## Written task
Go through the material below and copy each line where the word "Precision" appears.
--- Begin Exercise material ---
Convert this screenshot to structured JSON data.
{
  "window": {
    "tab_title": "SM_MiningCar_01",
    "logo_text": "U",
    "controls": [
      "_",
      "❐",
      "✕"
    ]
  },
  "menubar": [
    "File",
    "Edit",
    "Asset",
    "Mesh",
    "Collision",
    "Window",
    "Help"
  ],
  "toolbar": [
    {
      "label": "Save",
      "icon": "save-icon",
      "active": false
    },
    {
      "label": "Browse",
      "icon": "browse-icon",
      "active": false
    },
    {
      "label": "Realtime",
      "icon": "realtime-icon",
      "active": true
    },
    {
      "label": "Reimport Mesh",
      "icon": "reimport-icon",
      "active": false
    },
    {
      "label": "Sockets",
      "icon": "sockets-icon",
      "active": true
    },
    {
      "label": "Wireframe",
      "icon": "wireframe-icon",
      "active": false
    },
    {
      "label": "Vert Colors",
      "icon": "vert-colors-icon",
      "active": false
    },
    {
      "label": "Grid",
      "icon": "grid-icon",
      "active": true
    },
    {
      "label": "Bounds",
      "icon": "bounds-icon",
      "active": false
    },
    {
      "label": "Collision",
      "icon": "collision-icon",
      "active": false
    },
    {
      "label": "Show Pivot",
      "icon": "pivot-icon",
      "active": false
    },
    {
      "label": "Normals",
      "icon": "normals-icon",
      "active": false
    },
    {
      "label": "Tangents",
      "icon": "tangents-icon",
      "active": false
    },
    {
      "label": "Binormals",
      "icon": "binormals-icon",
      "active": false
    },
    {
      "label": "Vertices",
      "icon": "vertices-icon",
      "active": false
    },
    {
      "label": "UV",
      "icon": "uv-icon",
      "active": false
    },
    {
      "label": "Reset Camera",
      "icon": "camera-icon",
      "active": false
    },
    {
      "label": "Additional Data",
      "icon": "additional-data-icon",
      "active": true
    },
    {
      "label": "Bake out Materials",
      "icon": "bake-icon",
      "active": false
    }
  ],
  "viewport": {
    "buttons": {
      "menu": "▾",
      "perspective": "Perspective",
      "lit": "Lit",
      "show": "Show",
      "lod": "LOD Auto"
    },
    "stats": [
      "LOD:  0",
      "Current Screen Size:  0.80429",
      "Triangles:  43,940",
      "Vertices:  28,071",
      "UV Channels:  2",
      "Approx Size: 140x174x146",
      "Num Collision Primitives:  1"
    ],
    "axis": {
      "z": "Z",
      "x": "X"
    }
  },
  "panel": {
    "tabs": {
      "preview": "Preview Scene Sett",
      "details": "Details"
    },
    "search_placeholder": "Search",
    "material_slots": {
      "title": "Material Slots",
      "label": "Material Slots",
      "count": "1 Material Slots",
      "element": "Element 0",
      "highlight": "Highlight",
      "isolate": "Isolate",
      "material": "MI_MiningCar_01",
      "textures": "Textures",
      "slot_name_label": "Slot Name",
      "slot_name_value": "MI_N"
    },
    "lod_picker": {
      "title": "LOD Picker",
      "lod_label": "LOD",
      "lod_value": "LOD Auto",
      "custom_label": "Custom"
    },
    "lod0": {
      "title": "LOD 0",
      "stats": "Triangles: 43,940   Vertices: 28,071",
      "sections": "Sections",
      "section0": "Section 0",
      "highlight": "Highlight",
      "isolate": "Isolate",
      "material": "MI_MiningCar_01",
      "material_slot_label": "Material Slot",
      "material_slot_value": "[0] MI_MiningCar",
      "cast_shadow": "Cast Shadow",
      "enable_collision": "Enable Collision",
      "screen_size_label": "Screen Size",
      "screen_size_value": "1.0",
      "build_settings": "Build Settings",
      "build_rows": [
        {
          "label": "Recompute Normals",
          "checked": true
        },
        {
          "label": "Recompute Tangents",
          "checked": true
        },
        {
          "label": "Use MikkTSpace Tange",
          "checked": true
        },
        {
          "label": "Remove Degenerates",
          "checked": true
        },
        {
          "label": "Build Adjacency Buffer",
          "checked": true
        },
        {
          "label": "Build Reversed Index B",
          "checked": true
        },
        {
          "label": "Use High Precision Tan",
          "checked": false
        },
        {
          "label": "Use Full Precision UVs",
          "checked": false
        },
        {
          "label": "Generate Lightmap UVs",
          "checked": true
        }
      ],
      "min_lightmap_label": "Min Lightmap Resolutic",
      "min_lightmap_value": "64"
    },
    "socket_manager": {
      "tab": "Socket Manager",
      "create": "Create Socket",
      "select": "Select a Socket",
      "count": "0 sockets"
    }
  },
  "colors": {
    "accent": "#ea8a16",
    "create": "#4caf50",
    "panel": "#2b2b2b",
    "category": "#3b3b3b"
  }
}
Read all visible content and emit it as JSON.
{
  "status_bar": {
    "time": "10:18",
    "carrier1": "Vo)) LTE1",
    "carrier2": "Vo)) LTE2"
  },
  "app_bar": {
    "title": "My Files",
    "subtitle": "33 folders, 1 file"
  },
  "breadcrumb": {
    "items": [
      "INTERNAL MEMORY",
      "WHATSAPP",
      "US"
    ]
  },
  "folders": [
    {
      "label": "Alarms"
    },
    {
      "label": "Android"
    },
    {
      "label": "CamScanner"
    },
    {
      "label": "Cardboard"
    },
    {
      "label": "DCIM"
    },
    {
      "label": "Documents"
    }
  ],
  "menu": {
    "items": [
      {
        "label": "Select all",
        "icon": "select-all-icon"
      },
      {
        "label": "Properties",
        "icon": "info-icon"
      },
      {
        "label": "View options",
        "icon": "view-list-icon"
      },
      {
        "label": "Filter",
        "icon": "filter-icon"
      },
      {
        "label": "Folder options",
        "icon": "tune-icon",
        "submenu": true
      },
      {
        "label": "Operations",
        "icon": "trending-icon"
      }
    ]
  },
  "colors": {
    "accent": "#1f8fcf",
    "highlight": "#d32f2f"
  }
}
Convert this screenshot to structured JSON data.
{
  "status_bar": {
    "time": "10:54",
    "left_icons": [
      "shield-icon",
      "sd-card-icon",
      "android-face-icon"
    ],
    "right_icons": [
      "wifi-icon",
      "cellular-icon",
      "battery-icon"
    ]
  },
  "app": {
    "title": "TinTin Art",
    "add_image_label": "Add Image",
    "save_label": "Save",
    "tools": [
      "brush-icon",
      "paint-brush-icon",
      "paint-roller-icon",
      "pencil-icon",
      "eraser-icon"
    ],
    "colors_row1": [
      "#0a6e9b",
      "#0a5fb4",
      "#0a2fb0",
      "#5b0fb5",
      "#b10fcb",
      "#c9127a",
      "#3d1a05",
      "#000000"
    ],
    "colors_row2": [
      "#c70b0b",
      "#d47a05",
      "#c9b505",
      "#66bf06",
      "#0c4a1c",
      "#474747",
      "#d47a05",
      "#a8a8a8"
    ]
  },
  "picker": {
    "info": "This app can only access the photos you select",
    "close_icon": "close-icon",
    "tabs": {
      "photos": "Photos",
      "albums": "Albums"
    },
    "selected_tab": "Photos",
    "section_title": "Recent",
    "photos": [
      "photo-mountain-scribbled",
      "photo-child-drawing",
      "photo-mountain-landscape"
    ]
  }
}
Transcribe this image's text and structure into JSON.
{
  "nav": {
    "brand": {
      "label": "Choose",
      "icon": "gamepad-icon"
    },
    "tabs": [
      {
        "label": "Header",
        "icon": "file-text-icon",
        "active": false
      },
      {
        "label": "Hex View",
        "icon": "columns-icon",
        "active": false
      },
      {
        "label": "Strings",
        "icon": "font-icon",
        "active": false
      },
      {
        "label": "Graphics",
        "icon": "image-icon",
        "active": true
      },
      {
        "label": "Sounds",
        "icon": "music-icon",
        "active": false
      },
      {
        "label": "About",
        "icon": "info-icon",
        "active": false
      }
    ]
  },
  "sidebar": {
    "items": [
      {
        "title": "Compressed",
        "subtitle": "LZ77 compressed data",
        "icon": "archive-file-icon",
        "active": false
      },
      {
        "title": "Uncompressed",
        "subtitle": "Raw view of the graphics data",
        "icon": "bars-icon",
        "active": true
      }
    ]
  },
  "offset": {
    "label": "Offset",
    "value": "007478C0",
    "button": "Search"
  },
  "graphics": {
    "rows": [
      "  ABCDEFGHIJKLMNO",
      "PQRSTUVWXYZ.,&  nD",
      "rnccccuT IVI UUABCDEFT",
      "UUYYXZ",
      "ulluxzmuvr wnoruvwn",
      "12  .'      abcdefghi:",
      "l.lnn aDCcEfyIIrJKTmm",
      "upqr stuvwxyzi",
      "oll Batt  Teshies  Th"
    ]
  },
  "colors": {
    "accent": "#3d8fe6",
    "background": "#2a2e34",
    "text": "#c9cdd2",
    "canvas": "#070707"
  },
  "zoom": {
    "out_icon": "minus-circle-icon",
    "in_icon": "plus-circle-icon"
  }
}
--- End Exercise material ---
## Correct output
          "label": "Use High Precision Tan",
          "label": "Use Full Precision UVs",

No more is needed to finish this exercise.